• [WORK TO COMPLETE]
Gather every line in the records below that contains the word "asistencia".

Entries from a dataset
____________

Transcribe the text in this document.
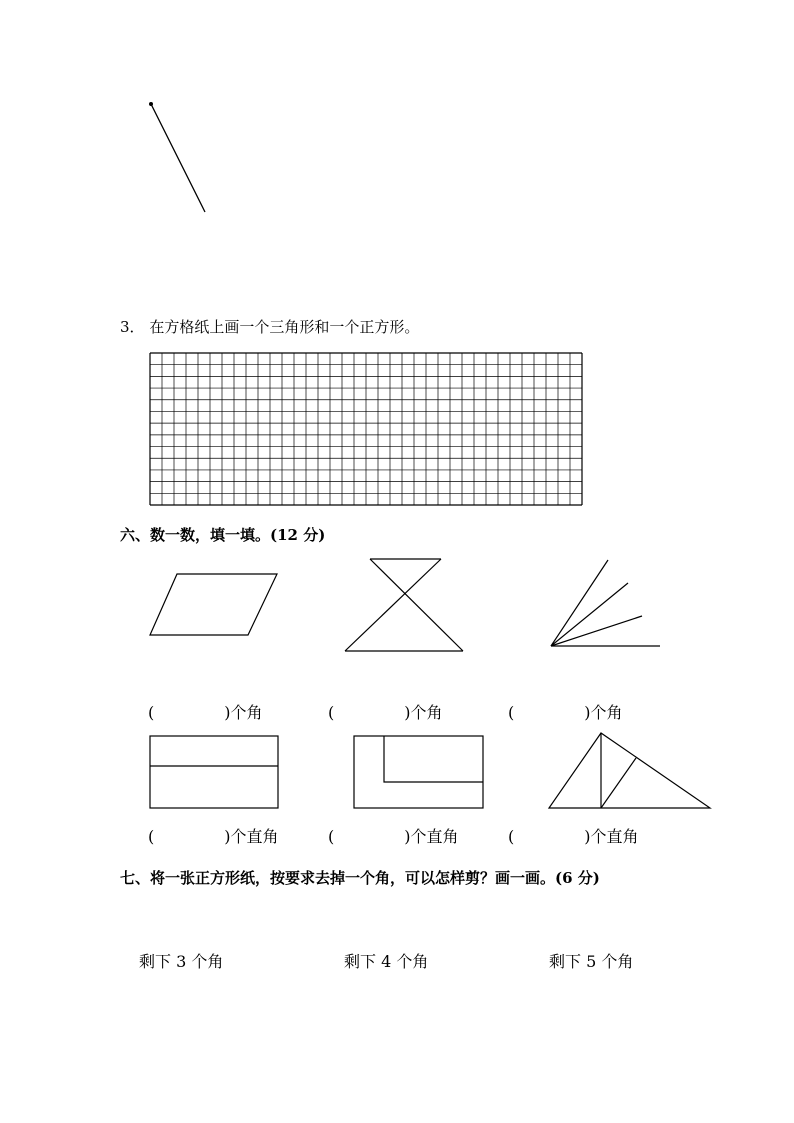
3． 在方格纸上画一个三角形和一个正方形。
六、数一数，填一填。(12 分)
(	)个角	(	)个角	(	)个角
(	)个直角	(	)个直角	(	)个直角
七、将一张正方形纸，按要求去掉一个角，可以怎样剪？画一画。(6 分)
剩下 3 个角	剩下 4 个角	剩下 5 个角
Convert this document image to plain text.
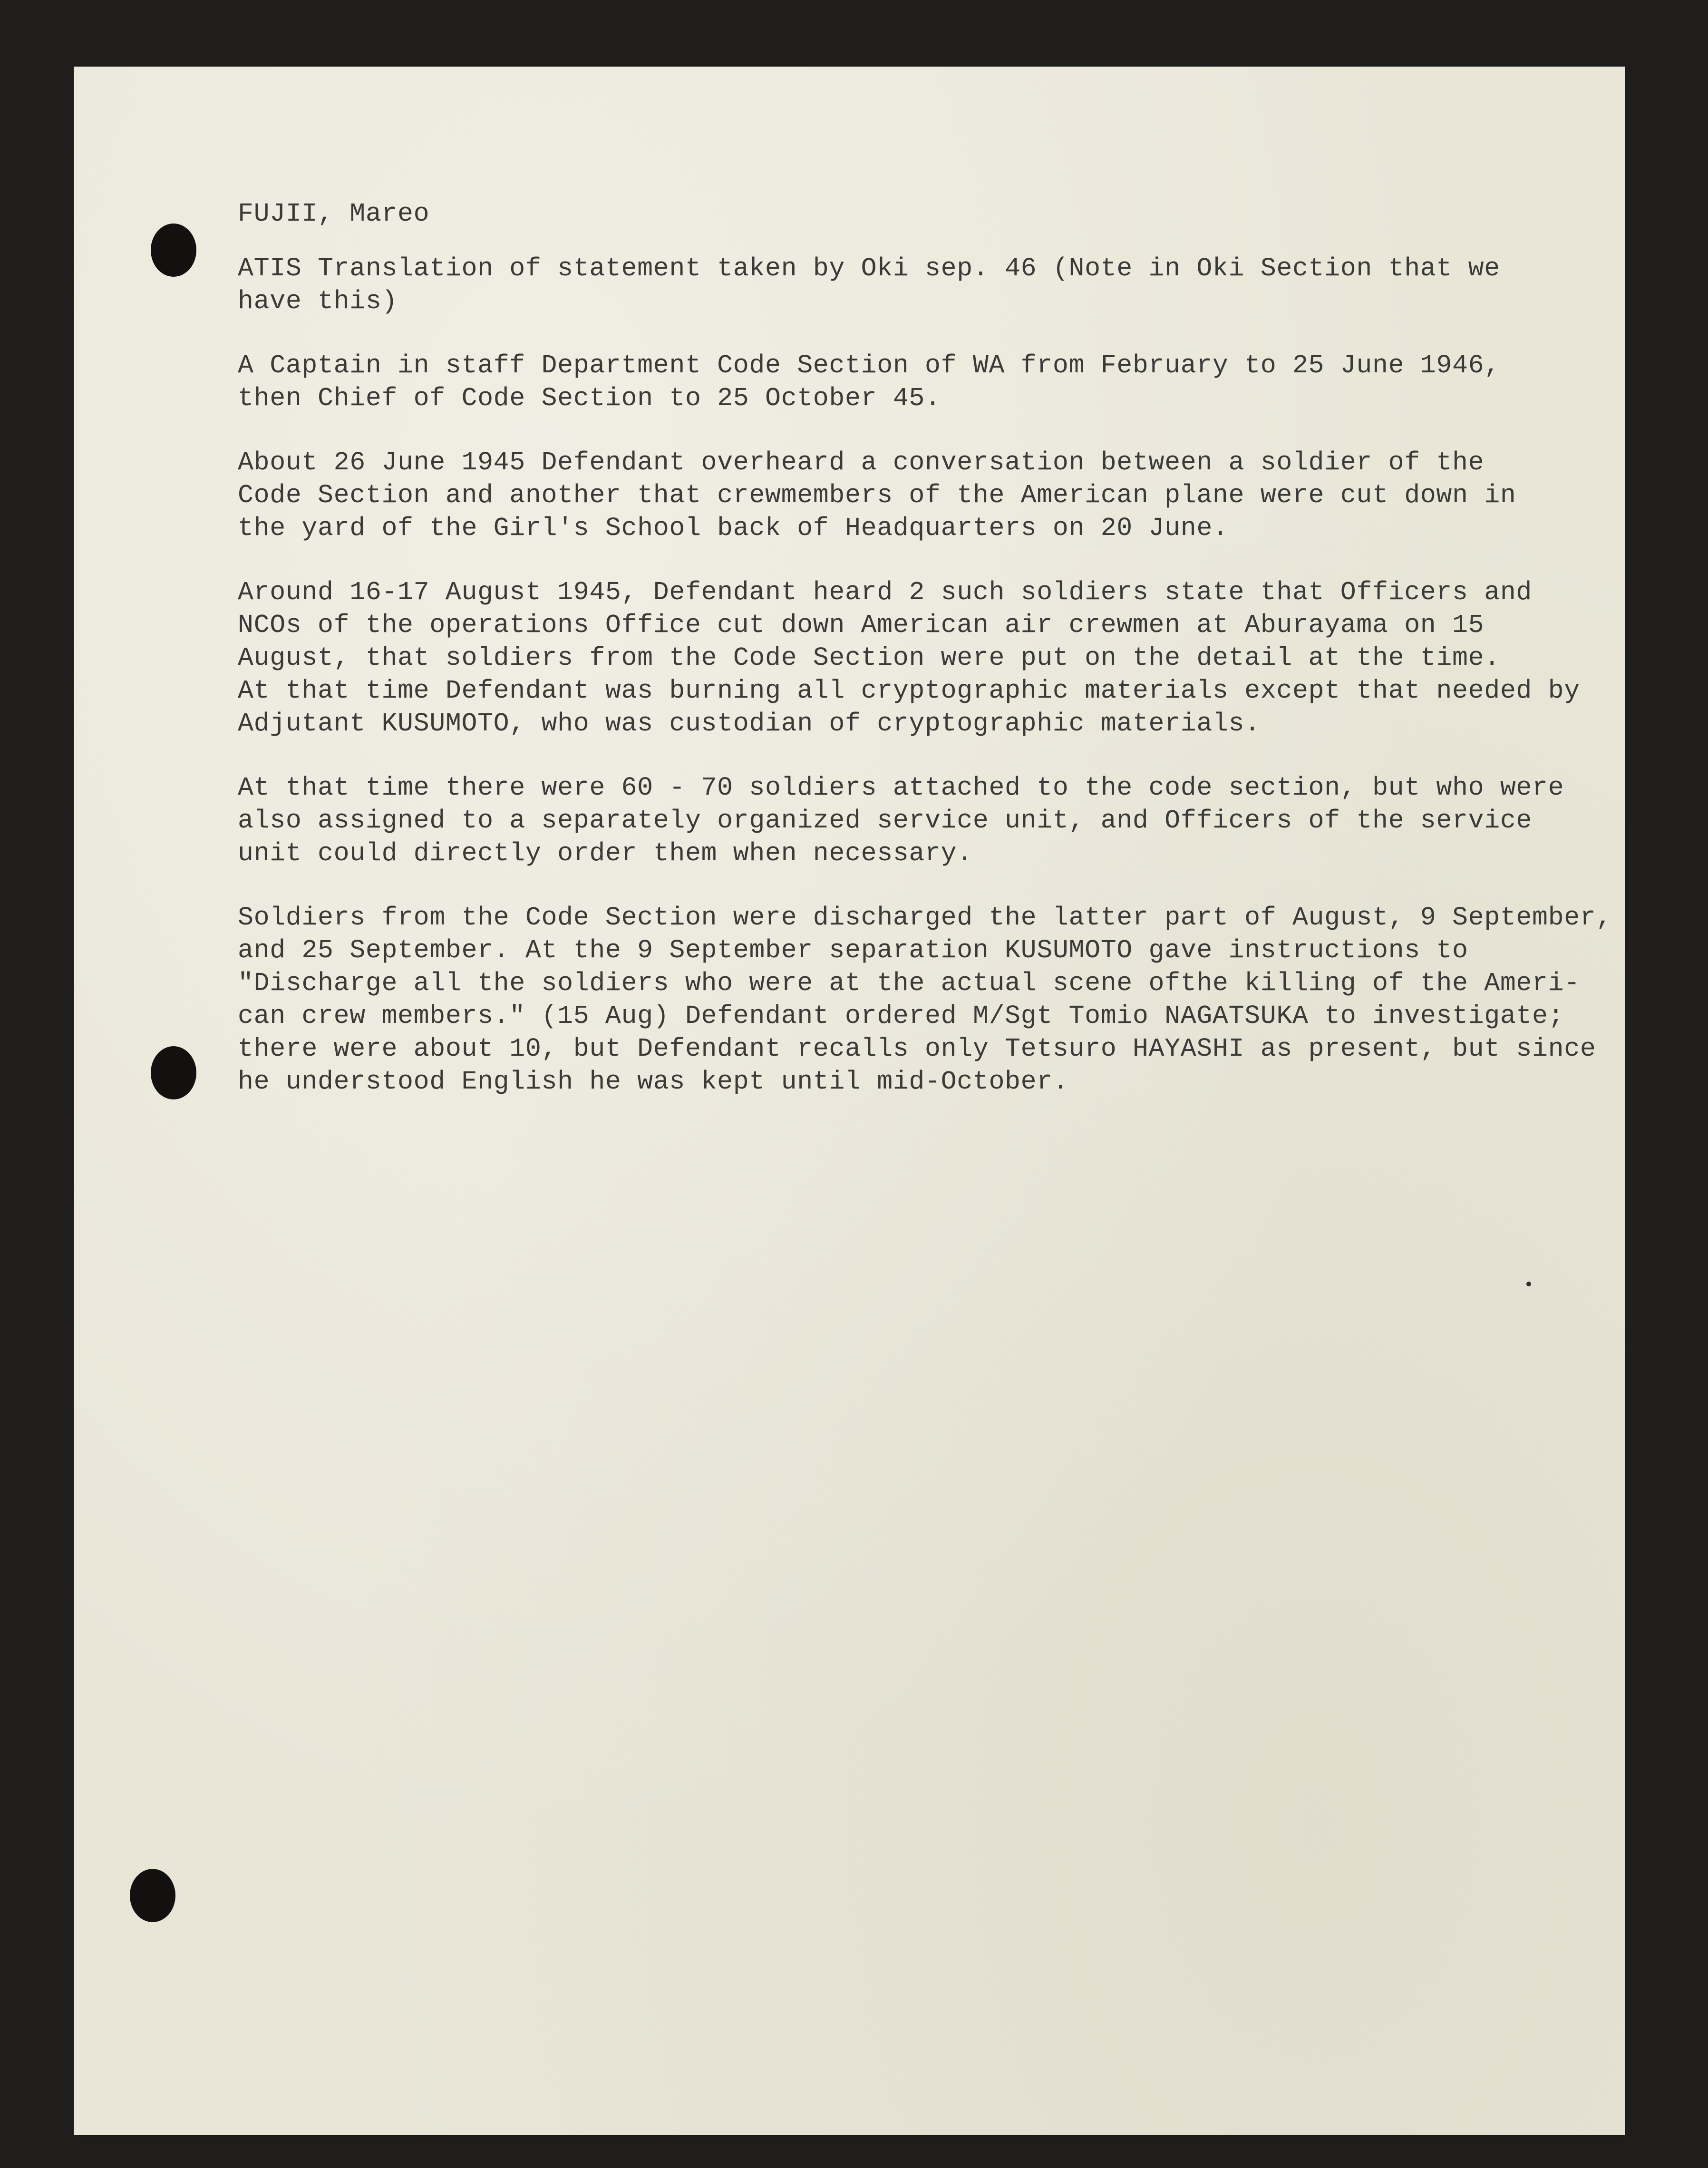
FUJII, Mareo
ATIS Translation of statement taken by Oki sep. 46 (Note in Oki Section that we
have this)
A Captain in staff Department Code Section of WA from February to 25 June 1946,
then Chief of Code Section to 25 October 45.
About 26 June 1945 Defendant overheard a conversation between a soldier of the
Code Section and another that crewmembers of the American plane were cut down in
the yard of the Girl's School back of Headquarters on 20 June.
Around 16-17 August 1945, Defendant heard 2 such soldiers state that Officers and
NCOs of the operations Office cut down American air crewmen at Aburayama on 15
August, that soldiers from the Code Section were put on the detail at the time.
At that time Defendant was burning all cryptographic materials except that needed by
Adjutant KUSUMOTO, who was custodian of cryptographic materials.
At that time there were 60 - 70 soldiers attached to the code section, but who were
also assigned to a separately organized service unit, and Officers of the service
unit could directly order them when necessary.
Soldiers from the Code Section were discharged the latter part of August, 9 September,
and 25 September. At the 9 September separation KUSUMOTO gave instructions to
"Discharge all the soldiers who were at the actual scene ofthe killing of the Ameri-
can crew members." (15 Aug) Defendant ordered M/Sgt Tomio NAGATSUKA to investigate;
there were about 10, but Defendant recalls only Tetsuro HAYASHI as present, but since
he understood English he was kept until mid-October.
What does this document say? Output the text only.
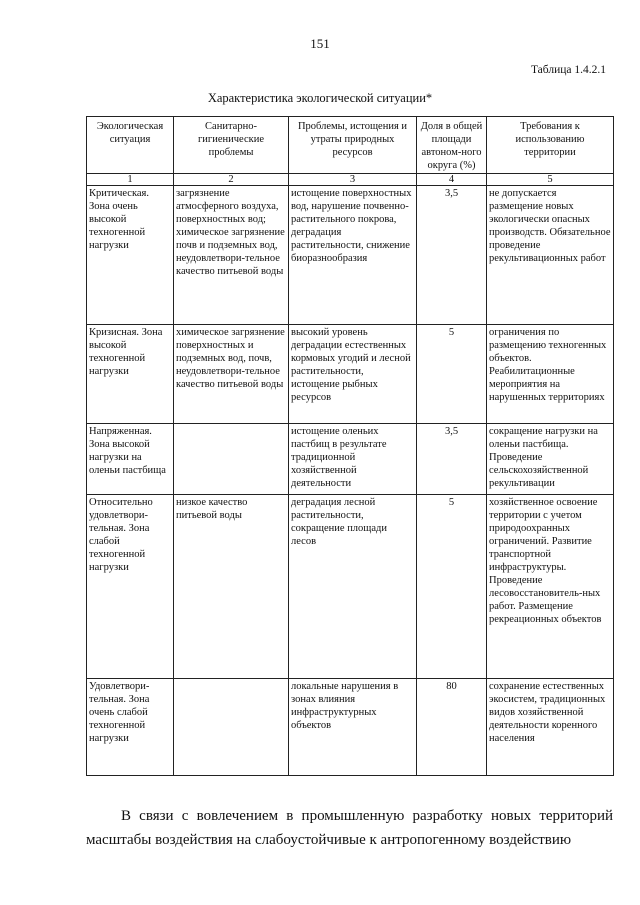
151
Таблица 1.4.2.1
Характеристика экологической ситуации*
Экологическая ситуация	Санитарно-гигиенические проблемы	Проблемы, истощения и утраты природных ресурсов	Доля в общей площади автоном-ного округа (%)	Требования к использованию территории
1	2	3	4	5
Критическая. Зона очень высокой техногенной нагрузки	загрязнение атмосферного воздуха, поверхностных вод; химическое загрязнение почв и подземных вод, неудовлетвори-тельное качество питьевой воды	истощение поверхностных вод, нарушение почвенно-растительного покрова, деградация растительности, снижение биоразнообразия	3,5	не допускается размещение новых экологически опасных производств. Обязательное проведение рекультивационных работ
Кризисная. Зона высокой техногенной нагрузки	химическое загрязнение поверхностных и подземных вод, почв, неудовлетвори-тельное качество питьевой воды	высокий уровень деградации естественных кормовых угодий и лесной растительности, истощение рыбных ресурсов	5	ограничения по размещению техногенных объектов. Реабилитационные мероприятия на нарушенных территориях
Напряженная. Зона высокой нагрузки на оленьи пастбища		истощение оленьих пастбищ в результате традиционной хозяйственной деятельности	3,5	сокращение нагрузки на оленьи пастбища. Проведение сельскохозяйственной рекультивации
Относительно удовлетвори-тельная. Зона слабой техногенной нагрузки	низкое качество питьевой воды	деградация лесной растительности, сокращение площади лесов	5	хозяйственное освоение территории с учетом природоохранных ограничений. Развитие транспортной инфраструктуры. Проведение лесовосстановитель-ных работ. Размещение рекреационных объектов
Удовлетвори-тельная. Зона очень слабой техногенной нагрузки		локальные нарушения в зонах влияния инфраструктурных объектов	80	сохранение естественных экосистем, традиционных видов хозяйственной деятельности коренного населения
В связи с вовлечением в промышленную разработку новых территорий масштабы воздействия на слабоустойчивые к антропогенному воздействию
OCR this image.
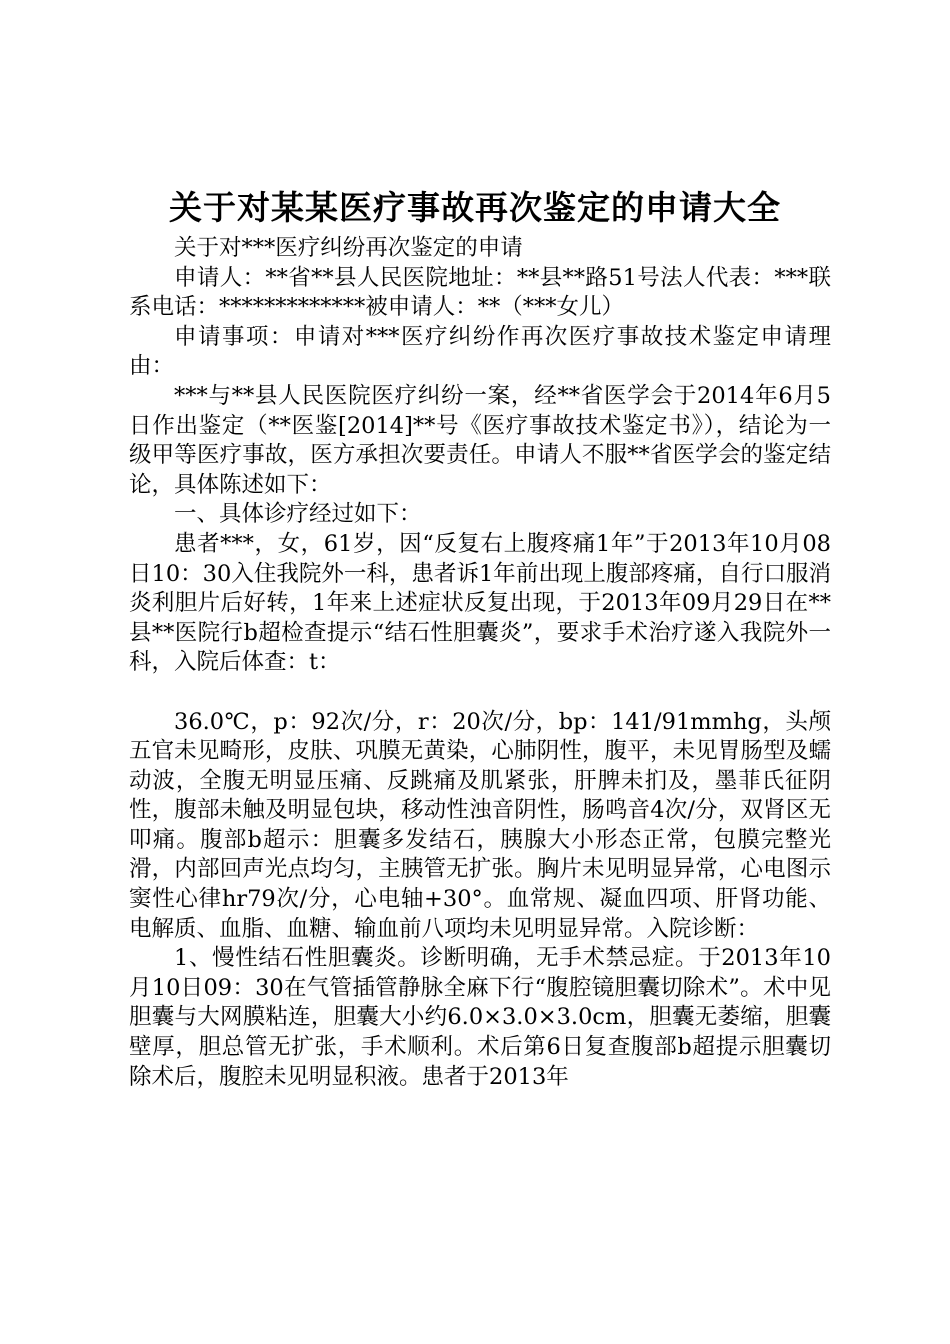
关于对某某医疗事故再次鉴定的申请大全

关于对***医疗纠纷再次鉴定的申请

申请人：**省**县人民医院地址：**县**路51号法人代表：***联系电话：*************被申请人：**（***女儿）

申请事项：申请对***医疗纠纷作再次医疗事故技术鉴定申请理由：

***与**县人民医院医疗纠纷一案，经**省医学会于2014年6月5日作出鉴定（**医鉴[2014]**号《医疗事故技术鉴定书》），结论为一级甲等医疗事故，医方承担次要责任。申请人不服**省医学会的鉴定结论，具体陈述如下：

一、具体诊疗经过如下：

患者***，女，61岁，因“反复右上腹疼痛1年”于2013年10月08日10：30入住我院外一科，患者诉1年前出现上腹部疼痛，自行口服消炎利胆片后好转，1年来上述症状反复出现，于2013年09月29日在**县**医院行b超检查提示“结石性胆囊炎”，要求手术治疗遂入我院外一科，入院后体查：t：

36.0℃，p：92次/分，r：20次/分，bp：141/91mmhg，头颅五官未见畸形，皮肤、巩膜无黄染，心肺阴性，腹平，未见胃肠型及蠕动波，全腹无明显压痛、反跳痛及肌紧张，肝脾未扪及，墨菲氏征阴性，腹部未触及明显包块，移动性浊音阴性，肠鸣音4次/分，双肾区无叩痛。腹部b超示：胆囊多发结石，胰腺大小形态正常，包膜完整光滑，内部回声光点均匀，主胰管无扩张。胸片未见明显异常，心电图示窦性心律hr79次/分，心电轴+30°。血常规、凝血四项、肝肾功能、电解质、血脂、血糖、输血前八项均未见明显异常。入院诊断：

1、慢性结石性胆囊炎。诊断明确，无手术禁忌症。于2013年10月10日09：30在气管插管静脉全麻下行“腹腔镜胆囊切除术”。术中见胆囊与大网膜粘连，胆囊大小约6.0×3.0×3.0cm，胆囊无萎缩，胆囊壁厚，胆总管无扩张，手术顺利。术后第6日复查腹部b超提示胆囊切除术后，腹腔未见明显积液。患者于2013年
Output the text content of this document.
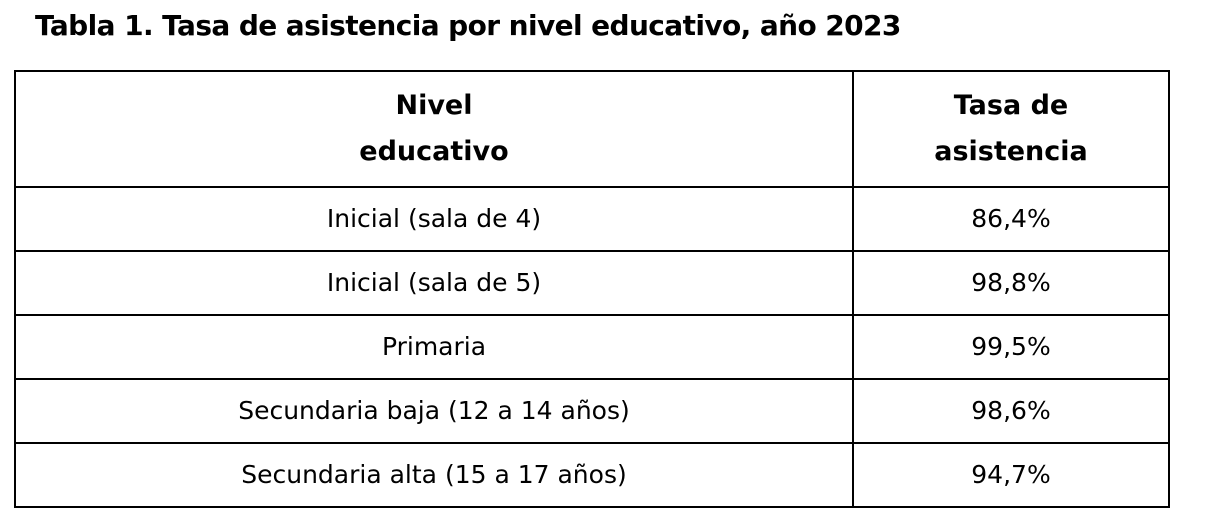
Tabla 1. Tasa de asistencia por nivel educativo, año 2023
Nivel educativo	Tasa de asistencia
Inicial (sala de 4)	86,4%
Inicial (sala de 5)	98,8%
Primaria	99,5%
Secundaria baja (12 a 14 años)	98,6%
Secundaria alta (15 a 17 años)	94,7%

____________

• [TASK SOLUTION]
Tabla 1. Tasa de asistencia por nivel educativo, año 2023
Nivel educativo	Tasa de asistencia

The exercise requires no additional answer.